#### Instructions for the task
Find the word "освіти" in the records below. List each line containing it.

#### Figure content listings

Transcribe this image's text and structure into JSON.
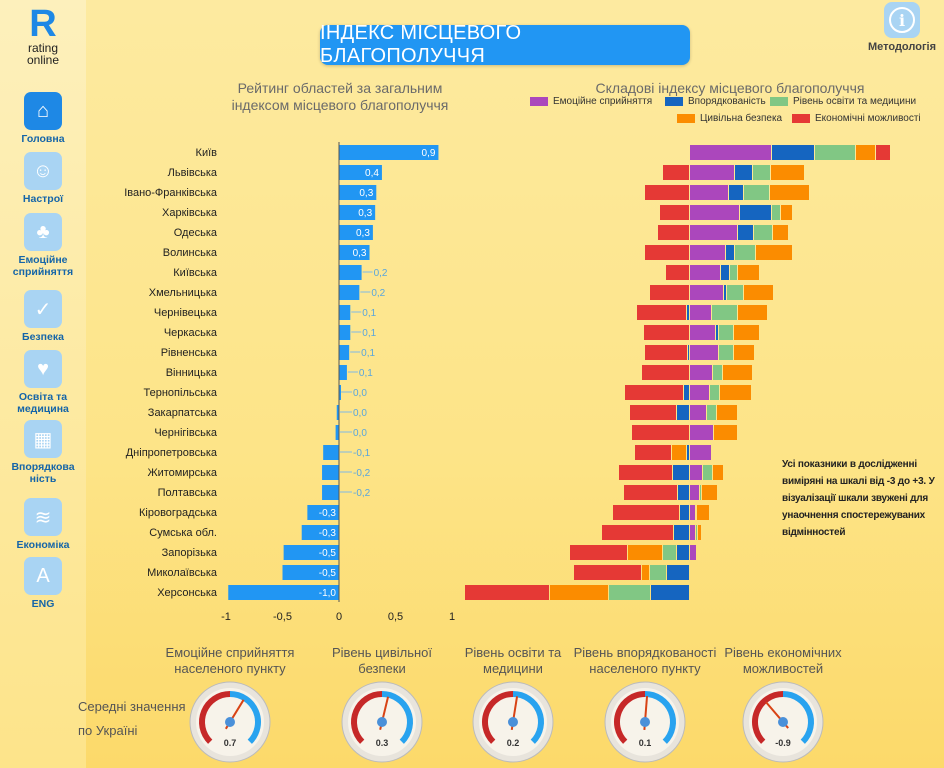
{
  "logo": {
    "text": "R",
    "line1": "rating",
    "line2": "online"
  },
  "sidebar": {
    "items": [
      {
        "label": "Головна",
        "icon": "home-icon",
        "glyph": "⌂",
        "active": true
      },
      {
        "label": "Настрої",
        "icon": "moods-icon",
        "glyph": "☺"
      },
      {
        "label": "Емоційне сприйняття",
        "icon": "trees-icon",
        "glyph": "♣"
      },
      {
        "label": "Безпека",
        "icon": "shield-icon",
        "glyph": "✓"
      },
      {
        "label": "Освіта та медицина",
        "icon": "heart-icon",
        "glyph": "♥"
      },
      {
        "label": "Впорядкова ність",
        "icon": "buildings-icon",
        "glyph": "▦"
      },
      {
        "label": "Економіка",
        "icon": "coins-icon",
        "glyph": "≋"
      },
      {
        "label": "ENG",
        "icon": "translate-icon",
        "glyph": "A"
      }
    ]
  },
  "header": {
    "title": "ІНДЕКС МІСЦЕВОГО БЛАГОПОЛУЧЧЯ",
    "methodology": "Методологія",
    "methodology_glyph": "i"
  },
  "colors": {
    "emotional": "#ab47bc",
    "order": "#1565c0",
    "education": "#81c784",
    "safety": "#fb8c00",
    "economy": "#e53935",
    "bar": "#2196f3"
  },
  "chart_data": [
    {
      "type": "bar",
      "orientation": "horizontal",
      "title": "Рейтинг областей за загальним індексом місцевого благополуччя",
      "categories": [
        "Київ",
        "Львівська",
        "Івано-Франківська",
        "Харківська",
        "Одеська",
        "Волинська",
        "Київська",
        "Хмельницька",
        "Чернівецька",
        "Черкаська",
        "Рівненська",
        "Вінницька",
        "Тернопільська",
        "Закарпатська",
        "Чернігівська",
        "Дніпропетровська",
        "Житомирська",
        "Полтавська",
        "Кіровоградська",
        "Сумська обл.",
        "Запорізька",
        "Миколаївська",
        "Херсонська"
      ],
      "values": [
        0.9,
        0.4,
        0.3,
        0.3,
        0.3,
        0.3,
        0.2,
        0.2,
        0.1,
        0.1,
        0.1,
        0.1,
        0.0,
        0.0,
        0.0,
        -0.1,
        -0.2,
        -0.2,
        -0.3,
        -0.3,
        -0.5,
        -0.5,
        -1.0
      ],
      "raw": [
        0.88,
        0.38,
        0.33,
        0.32,
        0.3,
        0.27,
        0.2,
        0.18,
        0.1,
        0.1,
        0.09,
        0.07,
        0.01,
        -0.02,
        -0.03,
        -0.14,
        -0.15,
        -0.15,
        -0.28,
        -0.33,
        -0.49,
        -0.5,
        -0.98
      ],
      "labels": [
        "0,9",
        "0,4",
        "0,3",
        "0,3",
        "0,3",
        "0,3",
        "0,2",
        "0,2",
        "0,1",
        "0,1",
        "0,1",
        "0,1",
        "0,0",
        "0,0",
        "0,0",
        "-0,1",
        "-0,2",
        "-0,2",
        "-0,3",
        "-0,3",
        "-0,5",
        "-0,5",
        "-1,0"
      ],
      "xlim": [
        -1,
        1
      ],
      "xticks": [
        "-1",
        "-0,5",
        "0",
        "0,5",
        "1"
      ],
      "xtick_values": [
        -1,
        -0.5,
        0,
        0.5,
        1
      ]
    },
    {
      "type": "bar",
      "orientation": "horizontal",
      "stacked": true,
      "diverging": true,
      "title": "Складові індексу місцевого благополуччя",
      "legend": [
        "Емоційне сприйняття",
        "Впорядкованість",
        "Рівень освіти та медицини",
        "Цивільна безпека",
        "Економічні можливості"
      ],
      "series_keys": [
        "emotional",
        "order",
        "education",
        "safety",
        "economy"
      ],
      "units": "scaled",
      "rows": [
        {
          "emotional": 1.64,
          "order": 0.86,
          "education": 0.82,
          "safety": 0.4,
          "economy": 0.3
        },
        {
          "emotional": 0.9,
          "order": 0.36,
          "education": 0.36,
          "safety": 0.68,
          "economy": -0.54
        },
        {
          "emotional": 0.78,
          "order": 0.3,
          "education": 0.52,
          "safety": 0.8,
          "economy": -0.9
        },
        {
          "emotional": 1.0,
          "order": 0.64,
          "education": 0.18,
          "safety": 0.24,
          "economy": -0.6
        },
        {
          "emotional": 0.96,
          "order": 0.32,
          "education": 0.38,
          "safety": 0.32,
          "economy": -0.64
        },
        {
          "emotional": 0.72,
          "order": 0.18,
          "education": 0.42,
          "safety": 0.74,
          "economy": -0.9
        },
        {
          "emotional": 0.62,
          "order": 0.18,
          "education": 0.16,
          "safety": 0.44,
          "economy": -0.48
        },
        {
          "emotional": 0.68,
          "order": 0.06,
          "education": 0.34,
          "safety": 0.6,
          "economy": -0.8
        },
        {
          "emotional": 0.44,
          "order": -0.06,
          "education": 0.52,
          "safety": 0.6,
          "economy": -1.0
        },
        {
          "emotional": 0.52,
          "order": 0.06,
          "education": 0.3,
          "safety": 0.52,
          "economy": -0.92
        },
        {
          "emotional": 0.58,
          "order": -0.04,
          "education": 0.3,
          "safety": 0.42,
          "economy": -0.86
        },
        {
          "emotional": 0.46,
          "order": 0,
          "education": 0.2,
          "safety": 0.6,
          "economy": -0.96
        },
        {
          "emotional": 0.4,
          "order": -0.12,
          "education": 0.2,
          "safety": 0.64,
          "economy": -1.18
        },
        {
          "emotional": 0.34,
          "order": -0.26,
          "education": 0.2,
          "safety": 0.42,
          "economy": -0.94
        },
        {
          "emotional": 0.48,
          "order": 0,
          "education": 0,
          "safety": 0.48,
          "economy": -1.16
        },
        {
          "emotional": 0.44,
          "order": -0.06,
          "education": 0.02,
          "safety": -0.3,
          "economy": -0.74
        },
        {
          "emotional": 0.26,
          "order": -0.34,
          "education": 0.2,
          "safety": 0.22,
          "economy": -1.08
        },
        {
          "emotional": 0.2,
          "order": -0.24,
          "education": 0.04,
          "safety": 0.32,
          "economy": -1.08
        },
        {
          "emotional": 0.12,
          "order": -0.2,
          "education": 0.02,
          "safety": 0.26,
          "economy": -1.34
        },
        {
          "emotional": 0.12,
          "order": -0.32,
          "education": 0.04,
          "safety": 0.08,
          "economy": -1.44
        },
        {
          "emotional": 0.14,
          "order": -0.26,
          "education": -0.28,
          "safety": -0.7,
          "economy": -1.16
        },
        {
          "emotional": 0,
          "order": -0.46,
          "education": -0.34,
          "safety": -0.16,
          "economy": -1.36
        },
        {
          "emotional": 0.02,
          "order": -0.78,
          "education": -0.84,
          "safety": -1.18,
          "economy": -1.7
        }
      ]
    }
  ],
  "note": "Усі показники в дослідженні виміряні на шкалі від -3 до +3. У візуалізації шкали звужені для унаочнення спостережуваних відмінностей",
  "averages": {
    "label1": "Середні значення",
    "label2": "по Україні",
    "range": [
      -3,
      3
    ],
    "gauges": [
      {
        "title1": "Емоційне сприйняття",
        "title2": "населеного пункту",
        "value": 0.7,
        "label": "0.7"
      },
      {
        "title1": "Рівень цивільної",
        "title2": "безпеки",
        "value": 0.3,
        "label": "0.3"
      },
      {
        "title1": "Рівень освіти та",
        "title2": "медицини",
        "value": 0.2,
        "label": "0.2"
      },
      {
        "title1": "Рівень впорядкованості",
        "title2": "населеного пункту",
        "value": 0.1,
        "label": "0.1"
      },
      {
        "title1": "Рівень економічних",
        "title2": "можливостей",
        "value": -0.9,
        "label": "-0.9"
      }
    ]
  }
}
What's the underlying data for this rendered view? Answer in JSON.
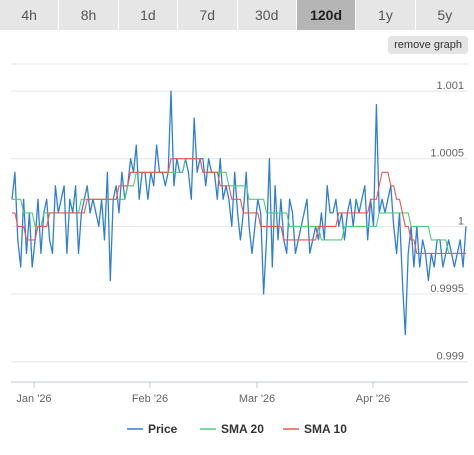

#### Answer to this problem
        "Рівень освіти та медицини",
        "title1": "Рівень освіти та",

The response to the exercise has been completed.